● **Directive**: Within the listing below, locate all lines containing the word "стены". Copy each one.
-- begin Information given --
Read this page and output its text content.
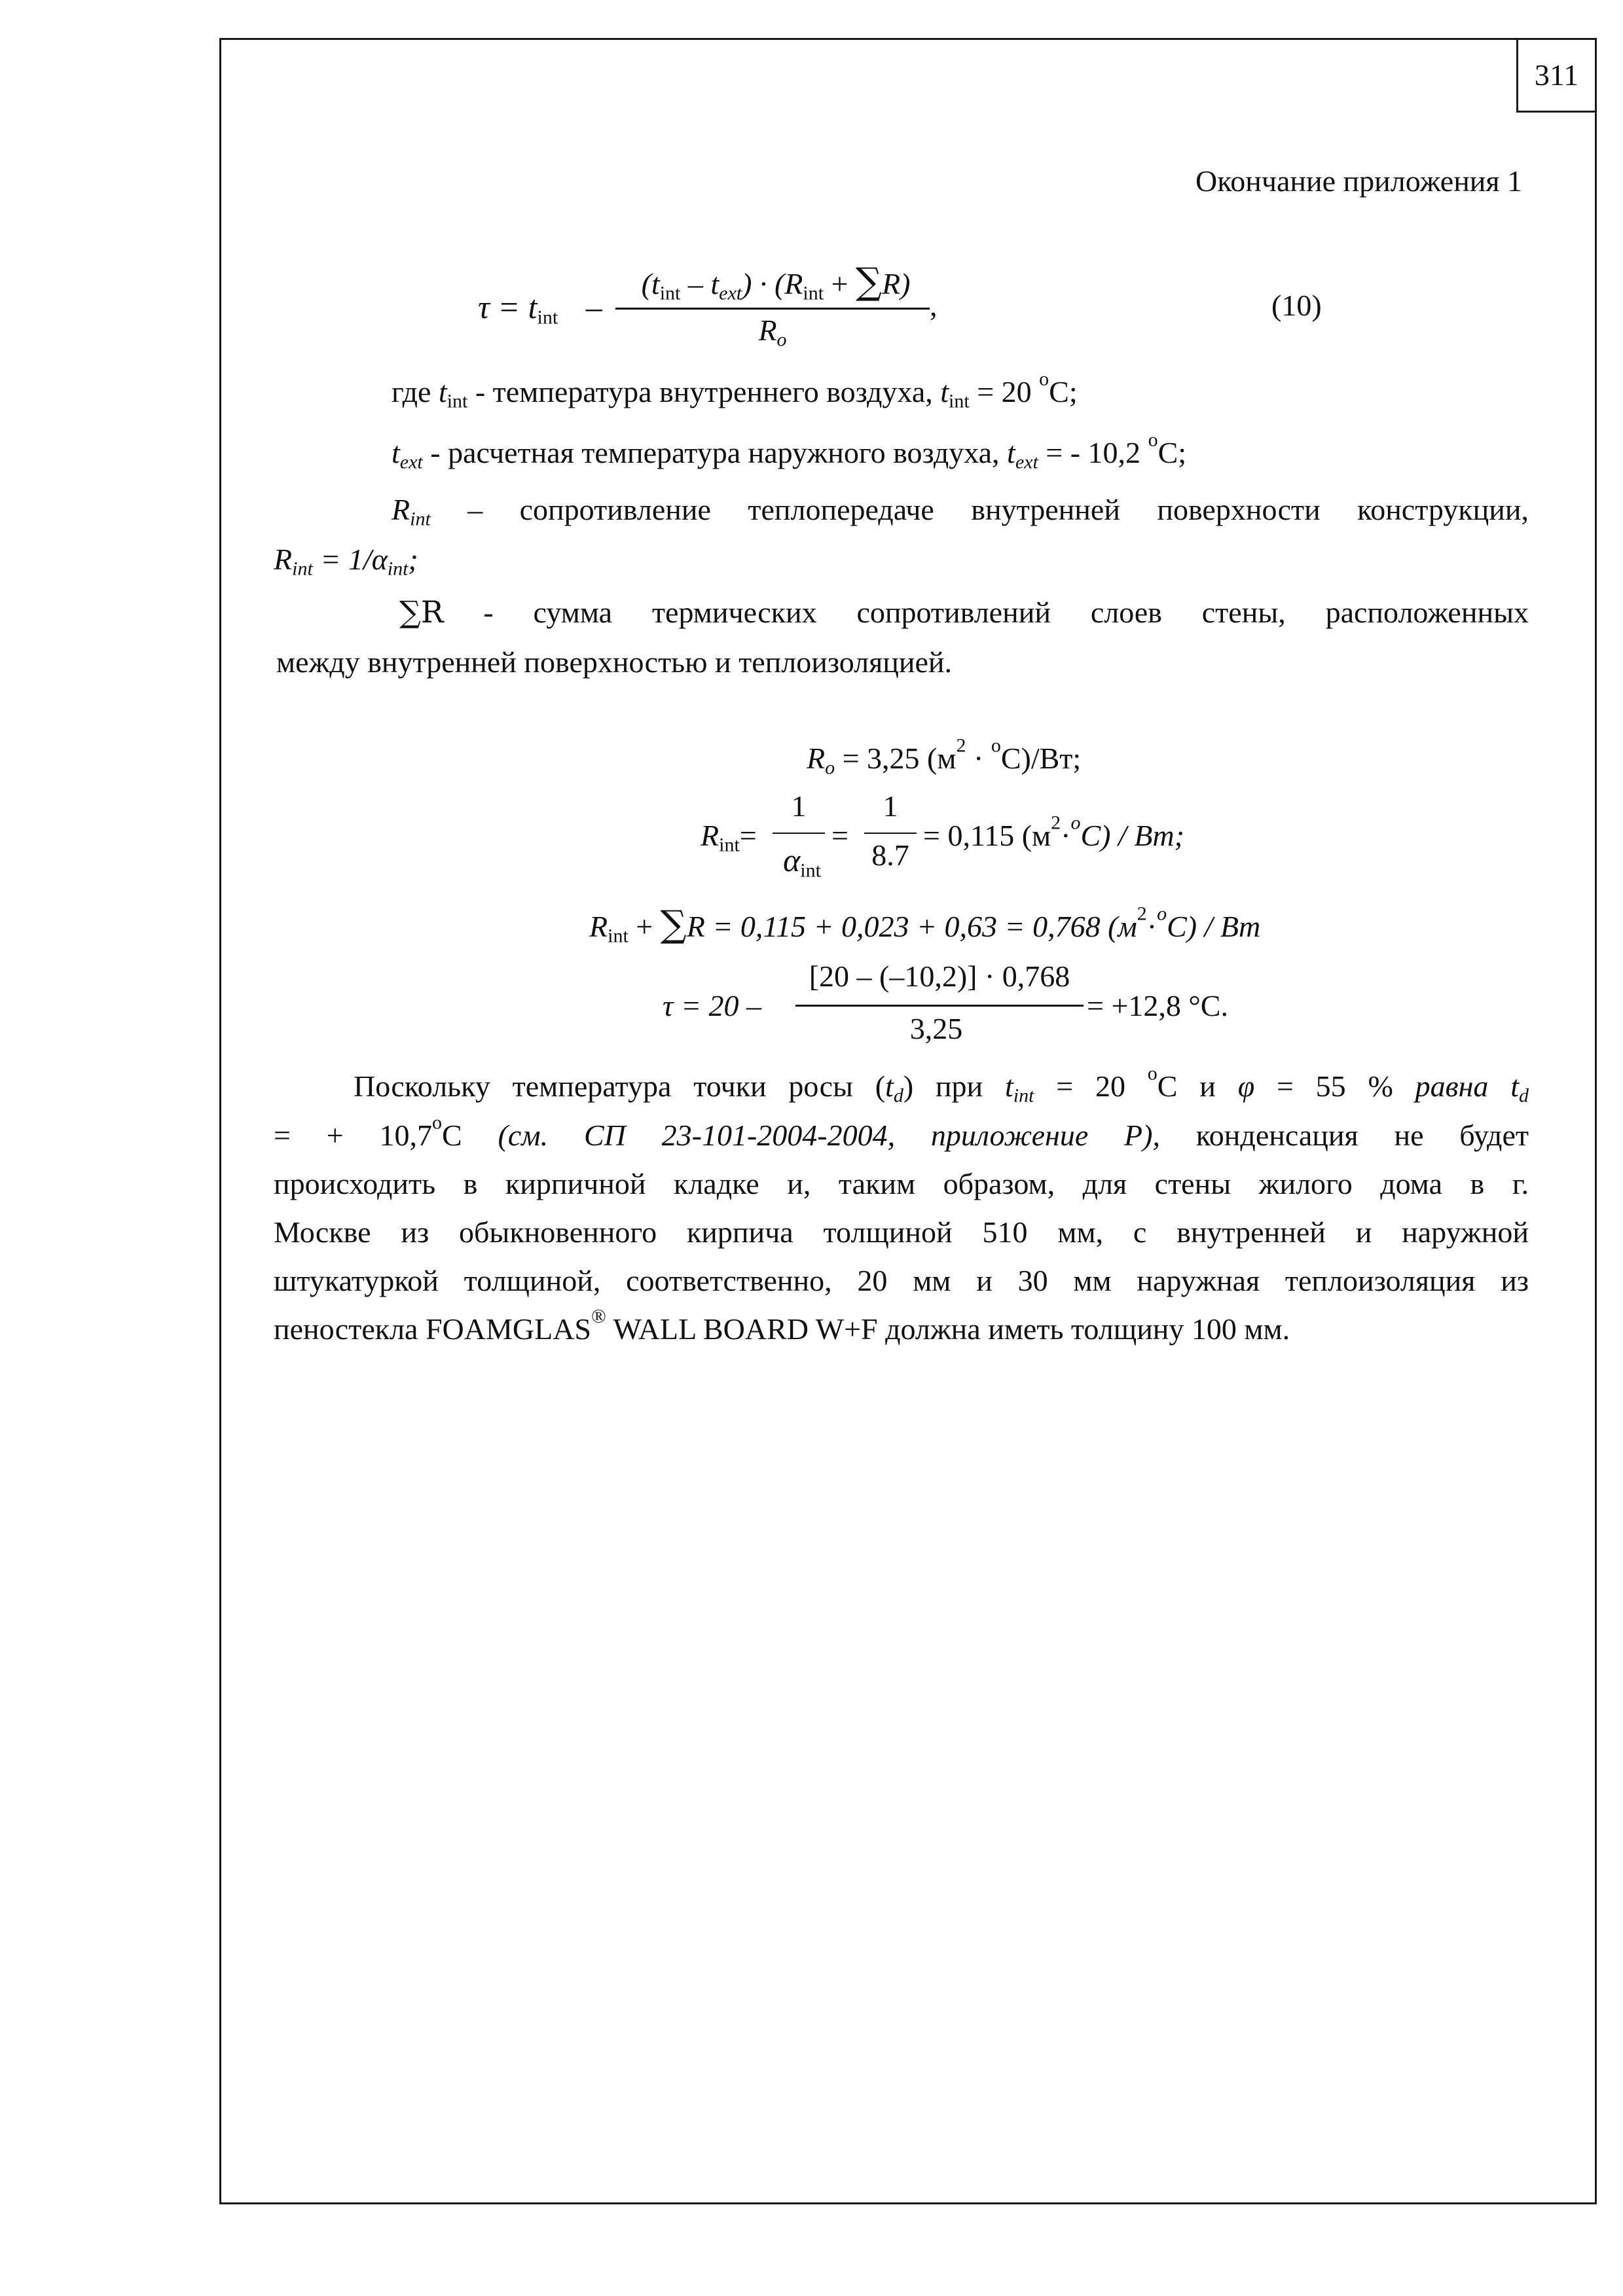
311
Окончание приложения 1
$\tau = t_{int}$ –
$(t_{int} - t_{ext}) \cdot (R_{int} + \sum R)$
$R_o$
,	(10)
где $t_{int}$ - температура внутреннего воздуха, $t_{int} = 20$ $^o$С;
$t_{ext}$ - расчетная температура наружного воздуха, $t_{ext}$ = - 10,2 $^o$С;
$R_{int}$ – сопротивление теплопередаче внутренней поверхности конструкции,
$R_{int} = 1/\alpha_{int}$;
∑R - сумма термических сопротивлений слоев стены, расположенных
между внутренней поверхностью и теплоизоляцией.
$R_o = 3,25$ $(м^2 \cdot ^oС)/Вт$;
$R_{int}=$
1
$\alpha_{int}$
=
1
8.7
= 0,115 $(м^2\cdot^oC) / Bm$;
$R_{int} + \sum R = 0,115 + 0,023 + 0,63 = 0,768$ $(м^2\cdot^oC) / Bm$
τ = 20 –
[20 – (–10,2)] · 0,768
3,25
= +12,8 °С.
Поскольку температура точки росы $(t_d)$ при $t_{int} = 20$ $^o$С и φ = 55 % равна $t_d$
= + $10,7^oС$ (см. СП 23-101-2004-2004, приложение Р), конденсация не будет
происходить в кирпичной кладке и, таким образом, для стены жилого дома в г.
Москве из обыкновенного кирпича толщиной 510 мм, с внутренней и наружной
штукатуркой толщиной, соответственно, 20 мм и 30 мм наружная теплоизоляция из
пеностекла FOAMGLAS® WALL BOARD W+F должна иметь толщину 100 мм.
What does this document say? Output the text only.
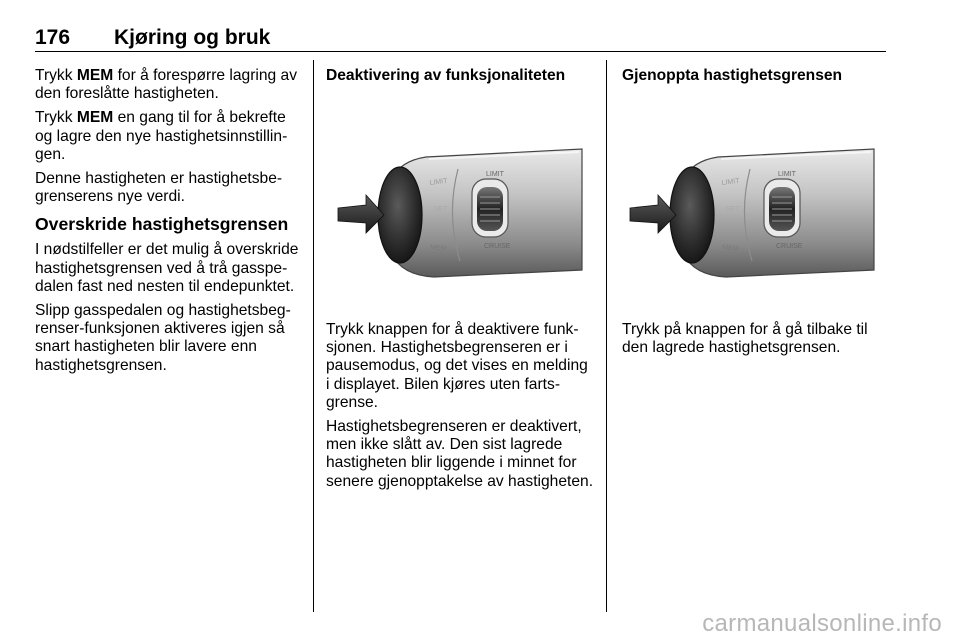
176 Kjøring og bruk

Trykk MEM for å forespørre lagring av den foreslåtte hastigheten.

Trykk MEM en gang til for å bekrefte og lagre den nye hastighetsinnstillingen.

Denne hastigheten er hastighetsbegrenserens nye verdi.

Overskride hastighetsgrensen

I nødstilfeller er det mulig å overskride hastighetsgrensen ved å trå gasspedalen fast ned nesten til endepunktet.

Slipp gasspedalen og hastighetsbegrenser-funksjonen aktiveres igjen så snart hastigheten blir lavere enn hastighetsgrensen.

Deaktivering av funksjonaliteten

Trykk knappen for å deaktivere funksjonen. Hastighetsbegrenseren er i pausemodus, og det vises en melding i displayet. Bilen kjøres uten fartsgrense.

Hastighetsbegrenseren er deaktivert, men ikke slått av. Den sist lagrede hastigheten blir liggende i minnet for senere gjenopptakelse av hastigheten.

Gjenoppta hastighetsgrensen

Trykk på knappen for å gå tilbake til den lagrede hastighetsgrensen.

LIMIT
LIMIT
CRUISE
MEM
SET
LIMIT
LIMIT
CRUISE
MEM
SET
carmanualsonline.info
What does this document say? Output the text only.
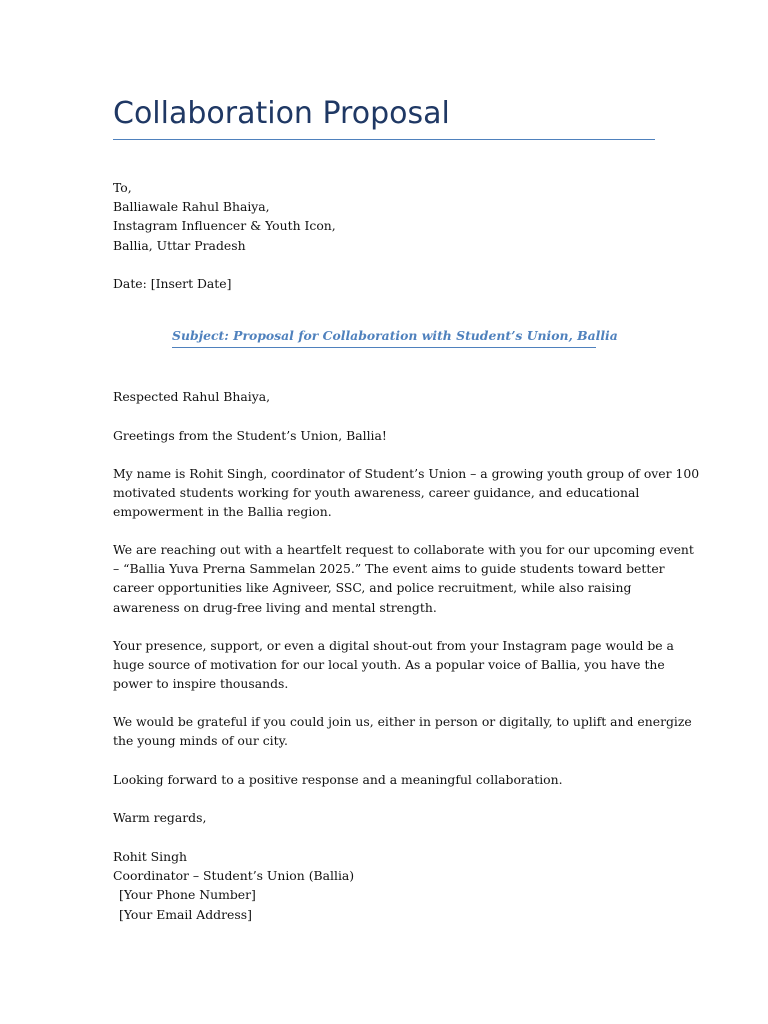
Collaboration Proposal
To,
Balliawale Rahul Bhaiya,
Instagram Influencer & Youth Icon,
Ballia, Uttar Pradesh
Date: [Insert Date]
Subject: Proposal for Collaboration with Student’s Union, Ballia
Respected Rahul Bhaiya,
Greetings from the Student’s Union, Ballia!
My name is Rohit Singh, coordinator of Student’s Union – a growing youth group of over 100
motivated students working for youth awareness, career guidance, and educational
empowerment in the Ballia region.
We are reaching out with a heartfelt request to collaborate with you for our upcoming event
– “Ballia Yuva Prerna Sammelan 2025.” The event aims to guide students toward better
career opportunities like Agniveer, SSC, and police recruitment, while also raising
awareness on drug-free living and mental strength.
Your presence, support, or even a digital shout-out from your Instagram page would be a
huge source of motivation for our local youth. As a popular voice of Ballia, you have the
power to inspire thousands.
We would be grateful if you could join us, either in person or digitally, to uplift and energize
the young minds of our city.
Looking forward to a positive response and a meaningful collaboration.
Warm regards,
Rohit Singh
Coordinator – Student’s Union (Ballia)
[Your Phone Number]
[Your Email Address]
-- end Information given --
● **Solution for this problem**:
∑R - сумма термических сопротивлений слоев стены, расположенных
происходить в кирпичной кладке и, таким образом, для стены жилого дома в г.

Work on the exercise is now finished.